**What is expected**
State only how many lines below include the string "icon".
------------
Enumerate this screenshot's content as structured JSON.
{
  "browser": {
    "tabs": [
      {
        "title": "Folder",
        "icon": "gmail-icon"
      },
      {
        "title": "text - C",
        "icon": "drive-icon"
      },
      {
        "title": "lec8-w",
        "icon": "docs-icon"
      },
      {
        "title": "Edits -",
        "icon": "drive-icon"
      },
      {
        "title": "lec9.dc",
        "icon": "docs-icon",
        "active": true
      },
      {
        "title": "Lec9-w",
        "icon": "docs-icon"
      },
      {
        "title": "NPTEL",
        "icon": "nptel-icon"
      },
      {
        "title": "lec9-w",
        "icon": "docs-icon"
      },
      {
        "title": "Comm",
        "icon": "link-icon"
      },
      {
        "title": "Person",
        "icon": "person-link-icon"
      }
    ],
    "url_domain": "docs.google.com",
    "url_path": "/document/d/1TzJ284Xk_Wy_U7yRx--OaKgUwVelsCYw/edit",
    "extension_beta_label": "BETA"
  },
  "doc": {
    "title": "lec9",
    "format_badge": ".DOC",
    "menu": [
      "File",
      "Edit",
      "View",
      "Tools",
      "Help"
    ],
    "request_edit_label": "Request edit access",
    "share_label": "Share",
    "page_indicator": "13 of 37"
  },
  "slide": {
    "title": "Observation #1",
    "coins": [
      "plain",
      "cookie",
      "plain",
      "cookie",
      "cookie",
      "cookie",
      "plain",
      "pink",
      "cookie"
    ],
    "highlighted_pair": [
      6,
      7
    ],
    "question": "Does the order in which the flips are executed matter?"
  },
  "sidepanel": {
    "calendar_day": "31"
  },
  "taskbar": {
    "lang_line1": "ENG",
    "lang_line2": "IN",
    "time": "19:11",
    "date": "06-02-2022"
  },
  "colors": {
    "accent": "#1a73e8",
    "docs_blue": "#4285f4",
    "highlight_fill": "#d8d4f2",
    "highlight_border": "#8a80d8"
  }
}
------------
**Full answer**
10